**Data entries:**
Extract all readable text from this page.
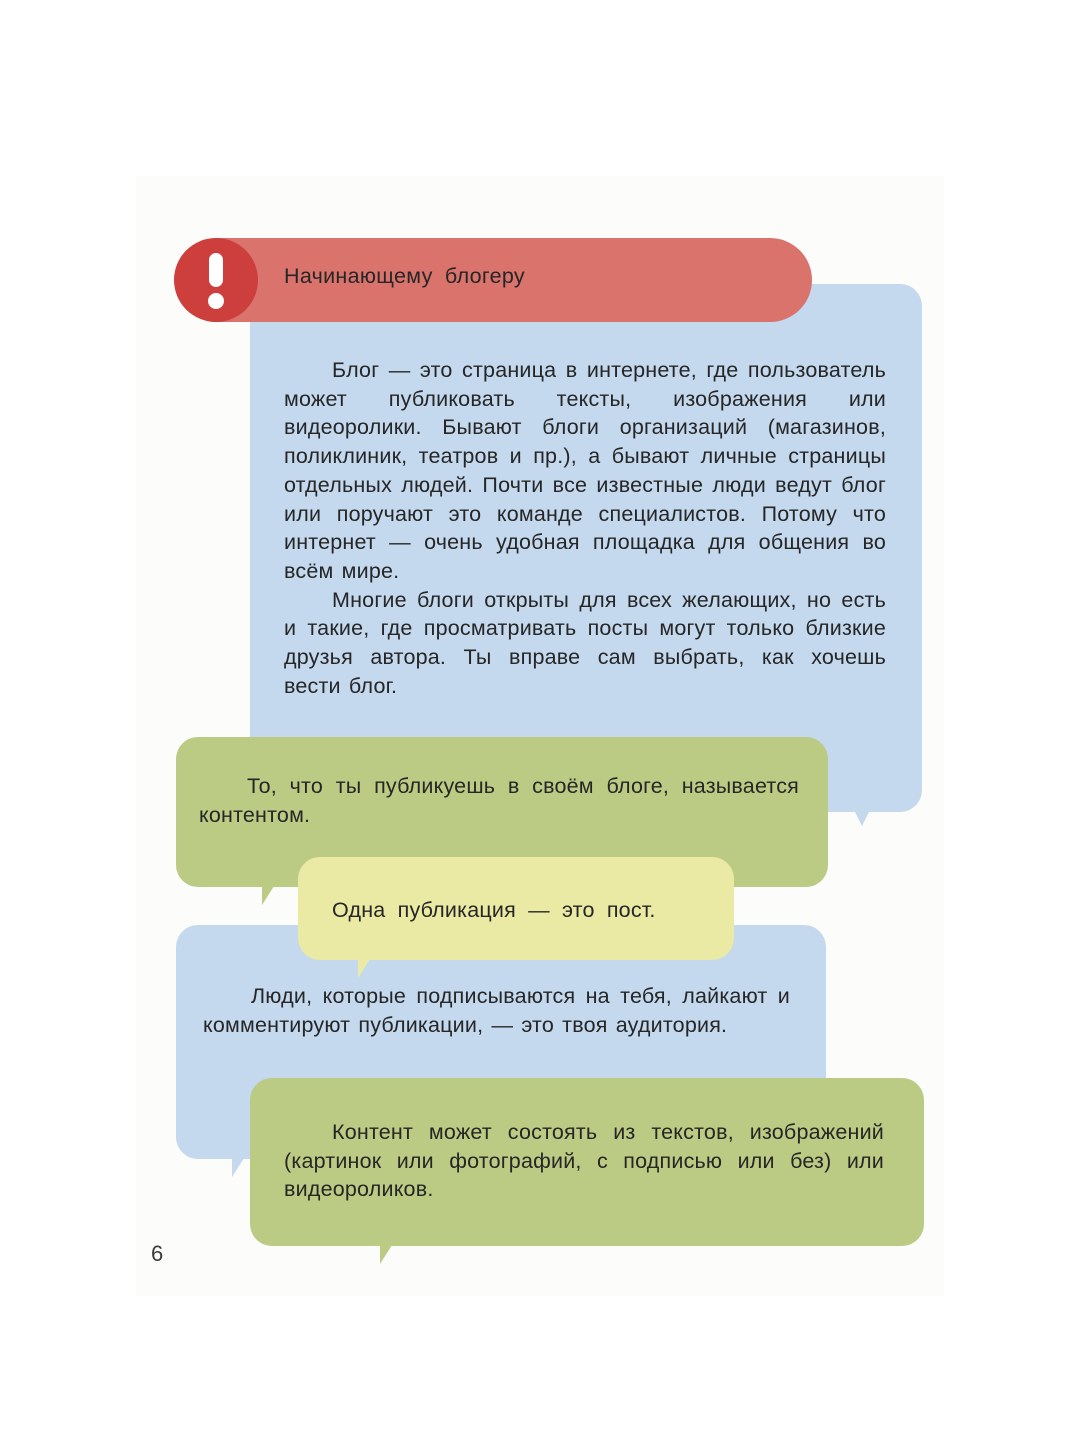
Начинающему блогеру

Блог — это страница в интернете, где пользователь может публиковать тексты, изображения или видеоролики. Бывают блоги организаций (магазинов, поликлиник, театров и пр.), а бывают личные страницы отдельных людей. Почти все известные люди ведут блог или поручают это команде специалистов. Потому что интернет — очень удобная площадка для общения во всём мире.

Многие блоги открыты для всех желающих, но есть и такие, где просматривать посты могут только близкие друзья автора. Ты вправе сам выбрать, как хочешь вести блог.

То, что ты публикуешь в своём блоге, называется контентом.

Одна публикация — это пост.

Люди, которые подписываются на тебя, лайкают и комментируют публикации, — это твоя аудитория.

Контент может состоять из текстов, изображений (картинок или фотографий, с подписью или без) или видеороликов.

6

**Do this:**
Pictures in the data above should not be copied; transcribe everything else exactly.

**Answer to this task:**
Extract all readable text from this page.
Начинающему блогеру

Блог — это страница в интернете, где пользователь может публиковать тексты, изображения или видеоролики. Бывают блоги организаций (магазинов, поликлиник, театров и пр.), а бывают личные страницы отдельных людей. Почти все известные люди ведут блог или поручают это команде специалистов. Потому что интернет — очень удобная площадка для общения во всём мире.

Многие блоги открыты для всех желающих, но есть и такие, где просматривать посты могут только близкие друзья автора. Ты вправе сам выбрать, как хочешь вести блог.

То, что ты публикуешь в своём блоге, называется контентом.

Одна публикация — это пост.

Люди, которые подписываются на тебя, лайкают и комментируют публикации, — это твоя аудитория.

Контент может состоять из текстов, изображений (картинок или фотографий, с подписью или без) или видеороликов.

6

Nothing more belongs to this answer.